EXERCISE GOAL: Sift the listing for lines that hold the string "adalah" and pull them out.

>> BEGIN THE DATA

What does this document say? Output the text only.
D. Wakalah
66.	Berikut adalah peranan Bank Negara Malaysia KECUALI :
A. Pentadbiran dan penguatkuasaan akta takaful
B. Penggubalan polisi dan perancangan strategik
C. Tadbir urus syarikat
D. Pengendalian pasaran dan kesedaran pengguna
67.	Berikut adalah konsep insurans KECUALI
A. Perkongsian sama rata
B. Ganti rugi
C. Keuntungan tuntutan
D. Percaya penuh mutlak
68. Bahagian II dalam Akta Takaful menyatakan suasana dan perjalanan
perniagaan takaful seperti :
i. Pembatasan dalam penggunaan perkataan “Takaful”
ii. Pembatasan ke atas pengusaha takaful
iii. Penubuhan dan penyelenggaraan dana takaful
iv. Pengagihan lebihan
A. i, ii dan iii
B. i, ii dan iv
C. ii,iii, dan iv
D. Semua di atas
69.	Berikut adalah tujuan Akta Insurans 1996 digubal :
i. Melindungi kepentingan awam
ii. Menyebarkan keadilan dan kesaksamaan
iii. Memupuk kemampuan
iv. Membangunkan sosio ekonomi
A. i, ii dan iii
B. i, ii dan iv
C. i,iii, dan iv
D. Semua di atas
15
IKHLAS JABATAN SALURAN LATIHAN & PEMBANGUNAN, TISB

>> END THE DATA
>> BEGIN THE DATA

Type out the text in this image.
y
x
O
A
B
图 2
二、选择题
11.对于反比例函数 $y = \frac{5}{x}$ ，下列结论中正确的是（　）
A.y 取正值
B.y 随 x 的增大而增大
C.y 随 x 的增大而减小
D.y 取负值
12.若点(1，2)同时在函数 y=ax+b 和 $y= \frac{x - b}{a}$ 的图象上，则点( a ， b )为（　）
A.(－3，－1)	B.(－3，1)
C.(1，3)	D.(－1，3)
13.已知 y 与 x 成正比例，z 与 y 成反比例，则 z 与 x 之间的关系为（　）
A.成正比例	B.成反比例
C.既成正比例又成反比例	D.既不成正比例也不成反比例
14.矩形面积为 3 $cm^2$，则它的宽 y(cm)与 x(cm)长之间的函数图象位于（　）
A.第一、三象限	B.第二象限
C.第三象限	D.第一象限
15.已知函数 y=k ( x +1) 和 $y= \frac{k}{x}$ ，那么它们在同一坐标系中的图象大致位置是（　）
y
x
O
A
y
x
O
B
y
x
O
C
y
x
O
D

>> END THE DATA
>> BEGIN THE DATA

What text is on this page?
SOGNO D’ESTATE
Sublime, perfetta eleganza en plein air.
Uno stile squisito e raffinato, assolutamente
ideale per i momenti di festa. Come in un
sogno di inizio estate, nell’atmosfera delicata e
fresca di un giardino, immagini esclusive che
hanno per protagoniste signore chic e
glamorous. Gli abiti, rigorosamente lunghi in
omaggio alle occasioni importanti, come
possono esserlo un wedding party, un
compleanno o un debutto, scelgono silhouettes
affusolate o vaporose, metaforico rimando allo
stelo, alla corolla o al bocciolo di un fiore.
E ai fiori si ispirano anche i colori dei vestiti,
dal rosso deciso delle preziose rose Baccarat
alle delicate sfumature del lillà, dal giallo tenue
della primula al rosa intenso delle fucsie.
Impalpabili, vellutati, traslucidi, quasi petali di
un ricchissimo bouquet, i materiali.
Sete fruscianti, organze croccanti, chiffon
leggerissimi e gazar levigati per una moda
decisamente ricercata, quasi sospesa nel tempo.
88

>> END THE DATA

ANSWER FOR THIS EXERCISE:
66.	Berikut adalah peranan Bank Negara Malaysia KECUALI :
67.	Berikut adalah konsep insurans KECUALI
69.	Berikut adalah tujuan Akta Insurans 1996 digubal :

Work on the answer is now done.